Transcribe the material in full, exactly as written.

+++

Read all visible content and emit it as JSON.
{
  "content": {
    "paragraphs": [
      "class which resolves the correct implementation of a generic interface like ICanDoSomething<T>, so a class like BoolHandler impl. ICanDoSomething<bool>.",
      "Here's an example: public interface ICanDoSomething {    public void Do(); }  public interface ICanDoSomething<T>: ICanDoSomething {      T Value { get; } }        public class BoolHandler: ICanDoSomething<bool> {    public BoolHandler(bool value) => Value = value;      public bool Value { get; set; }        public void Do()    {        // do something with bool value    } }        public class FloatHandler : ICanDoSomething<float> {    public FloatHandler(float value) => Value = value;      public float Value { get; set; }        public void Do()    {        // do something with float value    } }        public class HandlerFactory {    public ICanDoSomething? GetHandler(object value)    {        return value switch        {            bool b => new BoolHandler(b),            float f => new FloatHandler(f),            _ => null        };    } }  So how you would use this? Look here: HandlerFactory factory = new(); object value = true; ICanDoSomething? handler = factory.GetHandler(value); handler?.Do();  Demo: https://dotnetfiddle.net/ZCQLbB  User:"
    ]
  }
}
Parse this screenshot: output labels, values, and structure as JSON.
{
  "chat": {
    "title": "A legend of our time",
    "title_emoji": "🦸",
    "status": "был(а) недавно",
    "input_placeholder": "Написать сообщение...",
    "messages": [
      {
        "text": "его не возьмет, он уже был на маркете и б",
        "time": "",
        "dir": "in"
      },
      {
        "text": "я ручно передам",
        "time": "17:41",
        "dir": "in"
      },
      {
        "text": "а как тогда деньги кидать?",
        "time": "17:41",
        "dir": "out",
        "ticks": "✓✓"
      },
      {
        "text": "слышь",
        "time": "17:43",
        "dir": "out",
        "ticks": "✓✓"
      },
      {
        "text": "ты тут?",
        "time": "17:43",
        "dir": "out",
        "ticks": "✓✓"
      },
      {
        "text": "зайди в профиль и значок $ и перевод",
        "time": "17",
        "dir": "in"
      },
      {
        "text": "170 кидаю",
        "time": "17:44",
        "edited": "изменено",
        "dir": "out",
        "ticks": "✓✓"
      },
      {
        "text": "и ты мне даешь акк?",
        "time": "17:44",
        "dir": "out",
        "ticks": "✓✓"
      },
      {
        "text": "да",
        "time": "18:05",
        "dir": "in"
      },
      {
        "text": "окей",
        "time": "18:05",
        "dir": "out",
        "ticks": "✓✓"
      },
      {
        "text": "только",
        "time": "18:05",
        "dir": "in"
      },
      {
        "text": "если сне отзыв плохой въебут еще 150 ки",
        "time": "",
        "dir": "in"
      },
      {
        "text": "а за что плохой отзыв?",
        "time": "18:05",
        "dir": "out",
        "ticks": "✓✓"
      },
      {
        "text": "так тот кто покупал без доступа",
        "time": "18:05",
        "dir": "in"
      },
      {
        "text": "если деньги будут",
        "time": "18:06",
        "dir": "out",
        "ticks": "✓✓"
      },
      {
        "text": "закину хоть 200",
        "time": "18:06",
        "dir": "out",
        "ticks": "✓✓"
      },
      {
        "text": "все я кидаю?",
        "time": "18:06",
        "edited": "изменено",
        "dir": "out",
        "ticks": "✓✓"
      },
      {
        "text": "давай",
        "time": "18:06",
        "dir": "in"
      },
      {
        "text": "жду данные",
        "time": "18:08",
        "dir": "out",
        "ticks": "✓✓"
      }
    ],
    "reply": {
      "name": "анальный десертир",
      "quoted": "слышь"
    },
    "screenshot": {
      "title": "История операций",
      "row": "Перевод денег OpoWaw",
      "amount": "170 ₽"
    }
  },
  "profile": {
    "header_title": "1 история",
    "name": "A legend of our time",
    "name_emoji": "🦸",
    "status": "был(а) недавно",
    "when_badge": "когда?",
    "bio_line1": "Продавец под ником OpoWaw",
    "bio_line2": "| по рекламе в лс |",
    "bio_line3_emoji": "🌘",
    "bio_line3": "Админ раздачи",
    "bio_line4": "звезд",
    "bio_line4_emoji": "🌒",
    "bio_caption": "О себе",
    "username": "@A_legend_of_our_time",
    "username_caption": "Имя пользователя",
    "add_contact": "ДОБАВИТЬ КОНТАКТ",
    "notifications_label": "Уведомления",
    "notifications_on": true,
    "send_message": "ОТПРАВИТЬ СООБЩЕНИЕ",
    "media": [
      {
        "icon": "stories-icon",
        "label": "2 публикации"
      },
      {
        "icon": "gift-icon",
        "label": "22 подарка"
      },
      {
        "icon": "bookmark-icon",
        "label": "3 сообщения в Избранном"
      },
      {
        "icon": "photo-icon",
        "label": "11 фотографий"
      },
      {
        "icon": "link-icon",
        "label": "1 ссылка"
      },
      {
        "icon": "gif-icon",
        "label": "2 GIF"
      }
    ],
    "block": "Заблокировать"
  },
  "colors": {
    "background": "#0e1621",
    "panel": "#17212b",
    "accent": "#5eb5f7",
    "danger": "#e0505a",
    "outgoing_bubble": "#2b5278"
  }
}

+++

→ Reply
Read all visible content and emit it as JSON.
{
  "content": {
    "paragraphs": [
      "class which resolves the correct implementation of a generic interface like ICanDoSomething<T>, so a class like BoolHandler impl. ICanDoSomething<bool>.",
      "Here's an example: public interface ICanDoSomething {    public void Do(); }  public interface ICanDoSomething<T>: ICanDoSomething {      T Value { get; } }        public class BoolHandler: ICanDoSomething<bool> {    public BoolHandler(bool value) => Value = value;      public bool Value { get; set; }        public void Do()    {        // do something with bool value    } }        public class FloatHandler : ICanDoSomething<float> {    public FloatHandler(float value) => Value = value;      public float Value { get; set; }        public void Do()    {        // do something with float value    } }        public class HandlerFactory {    public ICanDoSomething? GetHandler(object value)    {        return value switch        {            bool b => new BoolHandler(b),            float f => new FloatHandler(f),            _ => null        };    } }  So how you would use this? Look here: HandlerFactory factory = new(); object value = true; ICanDoSomething? handler = factory.GetHandler(value); handler?.Do();  Demo: https://dotnetfiddle.net/ZCQLbB  User:"
    ]
  }
}
Parse this screenshot: output labels, values, and structure as JSON.
{
  "chat": {
    "title": "A legend of our time",
    "title_emoji": "🦸",
    "status": "был(а) недавно",
    "input_placeholder": "Написать сообщение...",
    "messages": [
      {
        "text": "его не возьмет, он уже был на маркете и б",
        "time": "",
        "dir": "in"
      },
      {
        "text": "я ручно передам",
        "time": "17:41",
        "dir": "in"
      },
      {
        "text": "а как тогда деньги кидать?",
        "time": "17:41",
        "dir": "out",
        "ticks": "✓✓"
      },
      {
        "text": "слышь",
        "time": "17:43",
        "dir": "out",
        "ticks": "✓✓"
      },
      {
        "text": "ты тут?",
        "time": "17:43",
        "dir": "out",
        "ticks": "✓✓"
      },
      {
        "text": "зайди в профиль и значок $ и перевод",
        "time": "17",
        "dir": "in"
      },
      {
        "text": "170 кидаю",
        "time": "17:44",
        "edited": "изменено",
        "dir": "out",
        "ticks": "✓✓"
      },
      {
        "text": "и ты мне даешь акк?",
        "time": "17:44",
        "dir": "out",
        "ticks": "✓✓"
      },
      {
        "text": "да",
        "time": "18:05",
        "dir": "in"
      },
      {
        "text": "окей",
        "time": "18:05",
        "dir": "out",
        "ticks": "✓✓"
      },
      {
        "text": "только",
        "time": "18:05",
        "dir": "in"
      },
      {
        "text": "если сне отзыв плохой въебут еще 150 ки",
        "time": "",
        "dir": "in"
      },
      {
        "text": "а за что плохой отзыв?",
        "time": "18:05",
        "dir": "out",
        "ticks": "✓✓"
      },
      {
        "text": "так тот кто покупал без доступа",
        "time": "18:05",
        "dir": "in"
      },
      {
        "text": "если деньги будут",
        "time": "18:06",
        "dir": "out",
        "ticks": "✓✓"
      },
      {
        "text": "закину хоть 200",
        "time": "18:06",
        "dir": "out",
        "ticks": "✓✓"
      },
      {
        "text": "все я кидаю?",
        "time": "18:06",
        "edited": "изменено",
        "dir": "out",
        "ticks": "✓✓"
      },
      {
        "text": "давай",
        "time": "18:06",
        "dir": "in"
      },
      {
        "text": "жду данные",
        "time": "18:08",
        "dir": "out",
        "ticks": "✓✓"
      }
    ],
    "reply": {
      "name": "анальный десертир",
      "quoted": "слышь"
    },
    "screenshot": {
      "title": "История операций",
      "row": "Перевод денег OpoWaw",
      "amount": "170 ₽"
    }
  },
  "profile": {
    "header_title": "1 история",
    "name": "A legend of our time",
    "name_emoji": "🦸",
    "status": "был(а) недавно",
    "when_badge": "когда?",
    "bio_line1": "Продавец под ником OpoWaw",
    "bio_line2": "| по рекламе в лс |",
    "bio_line3_emoji": "🌘",
    "bio_line3": "Админ раздачи",
    "bio_line4": "звезд",
    "bio_line4_emoji": "🌒",
    "bio_caption": "О себе",
    "username": "@A_legend_of_our_time",
    "username_caption": "Имя пользователя",
    "add_contact": "ДОБАВИТЬ КОНТАКТ",
    "notifications_label": "Уведомления",
    "notifications_on": true,
    "send_message": "ОТПРАВИТЬ СООБЩЕНИЕ",
    "media": [
      {
        "icon": "stories-icon",
        "label": "2 публикации"
      },
      {
        "icon": "gift-icon",
        "label": "22 подарка"
      },
      {
        "icon": "bookmark-icon",
        "label": "3 сообщения в Избранном"
      },
      {
        "icon": "photo-icon",
        "label": "11 фотографий"
      },
      {
        "icon": "link-icon",
        "label": "1 ссылка"
      },
      {
        "icon": "gif-icon",
        "label": "2 GIF"
      }
    ],
    "block": "Заблокировать"
  },
  "colors": {
    "background": "#0e1621",
    "panel": "#17212b",
    "accent": "#5eb5f7",
    "danger": "#e0505a",
    "outgoing_bubble": "#2b5278"
  }
}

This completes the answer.